[Dataset records]
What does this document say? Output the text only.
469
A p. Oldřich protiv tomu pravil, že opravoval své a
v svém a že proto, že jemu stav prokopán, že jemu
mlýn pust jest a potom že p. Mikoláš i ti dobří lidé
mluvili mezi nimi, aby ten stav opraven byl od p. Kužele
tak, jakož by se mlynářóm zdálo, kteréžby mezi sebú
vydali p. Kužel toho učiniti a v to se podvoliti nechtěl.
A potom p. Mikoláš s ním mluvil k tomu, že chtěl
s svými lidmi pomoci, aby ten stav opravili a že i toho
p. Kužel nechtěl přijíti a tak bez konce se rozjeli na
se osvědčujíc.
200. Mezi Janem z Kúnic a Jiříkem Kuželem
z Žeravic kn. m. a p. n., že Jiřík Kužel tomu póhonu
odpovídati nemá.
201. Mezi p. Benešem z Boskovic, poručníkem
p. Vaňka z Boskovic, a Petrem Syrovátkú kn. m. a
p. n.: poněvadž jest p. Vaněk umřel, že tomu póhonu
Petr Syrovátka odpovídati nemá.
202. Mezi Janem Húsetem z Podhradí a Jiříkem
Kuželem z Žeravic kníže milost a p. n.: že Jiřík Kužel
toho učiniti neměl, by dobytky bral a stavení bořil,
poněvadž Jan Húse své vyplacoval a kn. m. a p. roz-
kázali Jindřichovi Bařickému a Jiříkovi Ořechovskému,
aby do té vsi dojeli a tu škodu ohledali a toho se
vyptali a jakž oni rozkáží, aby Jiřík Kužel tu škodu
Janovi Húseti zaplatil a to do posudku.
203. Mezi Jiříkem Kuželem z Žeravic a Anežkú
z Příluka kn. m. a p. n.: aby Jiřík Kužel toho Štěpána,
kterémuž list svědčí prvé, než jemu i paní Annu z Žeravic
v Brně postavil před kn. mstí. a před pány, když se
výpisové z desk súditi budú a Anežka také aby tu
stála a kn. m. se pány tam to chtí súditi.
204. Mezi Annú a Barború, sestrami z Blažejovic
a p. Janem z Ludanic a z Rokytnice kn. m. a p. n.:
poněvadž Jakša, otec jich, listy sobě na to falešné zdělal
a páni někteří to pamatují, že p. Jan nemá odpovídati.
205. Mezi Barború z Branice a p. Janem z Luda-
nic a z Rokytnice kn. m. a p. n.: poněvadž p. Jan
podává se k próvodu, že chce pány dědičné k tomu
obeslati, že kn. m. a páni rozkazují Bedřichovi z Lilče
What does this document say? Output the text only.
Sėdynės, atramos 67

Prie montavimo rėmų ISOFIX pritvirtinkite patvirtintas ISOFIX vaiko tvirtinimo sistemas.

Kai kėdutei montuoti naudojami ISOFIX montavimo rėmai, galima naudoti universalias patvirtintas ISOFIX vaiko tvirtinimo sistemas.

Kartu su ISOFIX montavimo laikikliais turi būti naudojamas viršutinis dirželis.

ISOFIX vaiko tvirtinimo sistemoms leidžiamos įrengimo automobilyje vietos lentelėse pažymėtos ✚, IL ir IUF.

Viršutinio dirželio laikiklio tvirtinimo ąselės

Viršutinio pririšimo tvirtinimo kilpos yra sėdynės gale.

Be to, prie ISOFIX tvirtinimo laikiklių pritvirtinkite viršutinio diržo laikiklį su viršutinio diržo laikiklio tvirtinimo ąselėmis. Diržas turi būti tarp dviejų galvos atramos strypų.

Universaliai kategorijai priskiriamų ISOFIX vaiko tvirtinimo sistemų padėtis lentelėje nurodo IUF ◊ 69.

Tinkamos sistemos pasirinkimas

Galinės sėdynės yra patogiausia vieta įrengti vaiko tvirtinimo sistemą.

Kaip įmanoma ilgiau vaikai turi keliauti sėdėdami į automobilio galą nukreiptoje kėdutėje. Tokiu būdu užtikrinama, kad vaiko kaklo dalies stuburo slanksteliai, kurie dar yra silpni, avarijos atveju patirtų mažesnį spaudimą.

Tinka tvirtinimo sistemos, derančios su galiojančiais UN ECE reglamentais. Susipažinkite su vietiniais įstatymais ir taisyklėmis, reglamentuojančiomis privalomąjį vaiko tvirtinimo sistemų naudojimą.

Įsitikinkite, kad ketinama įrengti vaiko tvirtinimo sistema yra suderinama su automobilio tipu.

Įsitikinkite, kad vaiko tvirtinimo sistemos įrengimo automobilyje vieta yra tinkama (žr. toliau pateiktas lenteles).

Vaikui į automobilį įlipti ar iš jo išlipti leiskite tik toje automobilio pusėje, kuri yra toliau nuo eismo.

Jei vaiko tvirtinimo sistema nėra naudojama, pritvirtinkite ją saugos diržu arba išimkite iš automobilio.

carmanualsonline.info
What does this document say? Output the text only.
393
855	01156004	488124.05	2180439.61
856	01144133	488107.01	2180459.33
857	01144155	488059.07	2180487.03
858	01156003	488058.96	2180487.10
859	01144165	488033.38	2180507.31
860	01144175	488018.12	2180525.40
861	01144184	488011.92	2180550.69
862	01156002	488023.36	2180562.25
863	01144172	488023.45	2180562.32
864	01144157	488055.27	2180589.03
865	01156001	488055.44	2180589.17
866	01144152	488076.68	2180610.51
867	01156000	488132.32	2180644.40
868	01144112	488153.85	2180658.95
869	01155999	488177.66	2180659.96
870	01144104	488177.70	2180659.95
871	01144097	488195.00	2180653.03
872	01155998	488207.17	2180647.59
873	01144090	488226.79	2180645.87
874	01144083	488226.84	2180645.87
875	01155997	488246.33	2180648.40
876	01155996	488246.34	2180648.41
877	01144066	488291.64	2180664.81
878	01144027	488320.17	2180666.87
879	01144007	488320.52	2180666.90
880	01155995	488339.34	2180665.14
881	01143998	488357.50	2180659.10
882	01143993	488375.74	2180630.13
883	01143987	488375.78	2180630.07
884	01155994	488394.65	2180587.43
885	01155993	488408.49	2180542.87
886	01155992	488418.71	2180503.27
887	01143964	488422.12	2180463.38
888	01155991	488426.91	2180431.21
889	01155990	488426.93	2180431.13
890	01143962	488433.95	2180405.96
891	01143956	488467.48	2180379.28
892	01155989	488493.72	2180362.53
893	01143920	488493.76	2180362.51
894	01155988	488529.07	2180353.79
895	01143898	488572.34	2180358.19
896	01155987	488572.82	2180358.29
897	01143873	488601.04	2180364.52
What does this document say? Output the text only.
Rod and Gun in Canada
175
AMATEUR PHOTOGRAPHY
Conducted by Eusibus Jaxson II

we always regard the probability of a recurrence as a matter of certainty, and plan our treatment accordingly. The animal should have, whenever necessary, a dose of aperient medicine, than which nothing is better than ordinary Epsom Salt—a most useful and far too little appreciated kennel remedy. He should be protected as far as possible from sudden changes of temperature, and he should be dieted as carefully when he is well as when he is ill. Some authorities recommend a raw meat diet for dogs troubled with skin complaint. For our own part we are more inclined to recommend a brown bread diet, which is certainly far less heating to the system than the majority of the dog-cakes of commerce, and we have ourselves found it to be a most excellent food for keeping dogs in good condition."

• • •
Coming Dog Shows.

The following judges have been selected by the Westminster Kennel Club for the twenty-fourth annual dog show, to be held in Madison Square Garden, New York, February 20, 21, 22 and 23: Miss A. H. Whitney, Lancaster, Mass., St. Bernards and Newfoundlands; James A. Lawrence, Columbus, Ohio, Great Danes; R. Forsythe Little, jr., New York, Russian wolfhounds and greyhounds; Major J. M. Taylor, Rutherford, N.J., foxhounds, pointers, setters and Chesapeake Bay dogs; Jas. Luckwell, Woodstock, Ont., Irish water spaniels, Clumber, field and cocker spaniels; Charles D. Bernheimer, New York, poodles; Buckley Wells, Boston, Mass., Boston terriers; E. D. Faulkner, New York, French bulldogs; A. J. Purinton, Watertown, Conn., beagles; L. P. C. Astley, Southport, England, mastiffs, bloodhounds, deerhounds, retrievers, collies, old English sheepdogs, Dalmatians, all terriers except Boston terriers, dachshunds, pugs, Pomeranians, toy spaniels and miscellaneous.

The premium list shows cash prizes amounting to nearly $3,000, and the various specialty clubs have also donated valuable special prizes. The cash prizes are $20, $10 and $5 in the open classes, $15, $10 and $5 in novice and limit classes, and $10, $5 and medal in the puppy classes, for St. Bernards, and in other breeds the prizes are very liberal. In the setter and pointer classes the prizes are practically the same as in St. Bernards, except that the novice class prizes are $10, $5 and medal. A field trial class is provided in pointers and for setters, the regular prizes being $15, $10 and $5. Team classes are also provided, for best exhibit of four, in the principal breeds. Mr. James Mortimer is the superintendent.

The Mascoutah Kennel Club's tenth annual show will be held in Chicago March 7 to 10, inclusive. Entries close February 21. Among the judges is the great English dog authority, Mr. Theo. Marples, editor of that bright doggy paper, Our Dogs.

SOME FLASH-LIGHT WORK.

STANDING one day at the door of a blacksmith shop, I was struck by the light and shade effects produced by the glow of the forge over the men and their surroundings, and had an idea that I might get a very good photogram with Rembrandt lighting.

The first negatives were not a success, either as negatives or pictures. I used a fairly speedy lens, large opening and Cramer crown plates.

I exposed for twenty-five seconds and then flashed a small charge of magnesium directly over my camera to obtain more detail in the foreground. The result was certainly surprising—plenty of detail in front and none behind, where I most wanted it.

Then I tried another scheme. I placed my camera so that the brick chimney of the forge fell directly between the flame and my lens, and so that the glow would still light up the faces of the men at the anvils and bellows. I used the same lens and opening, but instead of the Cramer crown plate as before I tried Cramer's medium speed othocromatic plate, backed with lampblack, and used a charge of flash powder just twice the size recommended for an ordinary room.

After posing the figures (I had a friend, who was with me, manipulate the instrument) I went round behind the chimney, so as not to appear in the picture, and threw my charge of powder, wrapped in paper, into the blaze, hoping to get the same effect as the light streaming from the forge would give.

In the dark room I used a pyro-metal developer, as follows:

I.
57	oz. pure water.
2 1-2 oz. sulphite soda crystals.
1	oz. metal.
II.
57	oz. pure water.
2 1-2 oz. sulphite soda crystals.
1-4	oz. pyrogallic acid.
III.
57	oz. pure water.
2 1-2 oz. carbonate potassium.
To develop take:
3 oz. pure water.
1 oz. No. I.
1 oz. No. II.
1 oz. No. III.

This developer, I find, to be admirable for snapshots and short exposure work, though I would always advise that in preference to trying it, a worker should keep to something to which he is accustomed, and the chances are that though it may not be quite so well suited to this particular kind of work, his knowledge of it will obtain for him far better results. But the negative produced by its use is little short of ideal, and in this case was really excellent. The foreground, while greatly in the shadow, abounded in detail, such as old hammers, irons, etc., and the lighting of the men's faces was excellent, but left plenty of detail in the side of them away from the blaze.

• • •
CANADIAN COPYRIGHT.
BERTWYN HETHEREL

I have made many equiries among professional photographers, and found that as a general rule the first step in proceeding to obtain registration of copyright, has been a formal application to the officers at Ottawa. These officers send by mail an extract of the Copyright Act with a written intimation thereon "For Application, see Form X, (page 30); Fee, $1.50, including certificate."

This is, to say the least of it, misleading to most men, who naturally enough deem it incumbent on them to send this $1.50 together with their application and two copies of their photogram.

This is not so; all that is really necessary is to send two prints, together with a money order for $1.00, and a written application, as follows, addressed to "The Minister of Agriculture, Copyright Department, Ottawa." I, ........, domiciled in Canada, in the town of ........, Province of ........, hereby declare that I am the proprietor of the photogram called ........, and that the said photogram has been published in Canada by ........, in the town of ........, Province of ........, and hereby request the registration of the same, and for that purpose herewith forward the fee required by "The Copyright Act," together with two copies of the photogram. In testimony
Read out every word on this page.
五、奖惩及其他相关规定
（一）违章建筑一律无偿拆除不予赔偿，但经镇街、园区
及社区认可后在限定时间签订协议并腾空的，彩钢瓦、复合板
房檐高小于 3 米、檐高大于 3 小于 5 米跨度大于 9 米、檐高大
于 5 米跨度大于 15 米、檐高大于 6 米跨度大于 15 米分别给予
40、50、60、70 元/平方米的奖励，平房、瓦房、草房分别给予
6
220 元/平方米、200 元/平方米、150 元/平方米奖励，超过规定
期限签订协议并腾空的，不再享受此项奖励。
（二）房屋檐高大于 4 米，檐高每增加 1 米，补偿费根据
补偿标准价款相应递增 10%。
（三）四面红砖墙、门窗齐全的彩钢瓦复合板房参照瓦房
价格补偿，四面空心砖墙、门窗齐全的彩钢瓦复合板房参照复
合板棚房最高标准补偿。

**Exercise directions:** Of the lines in the material above, state how many contain the string "tomu"; give no other text.

**Task answer:** 5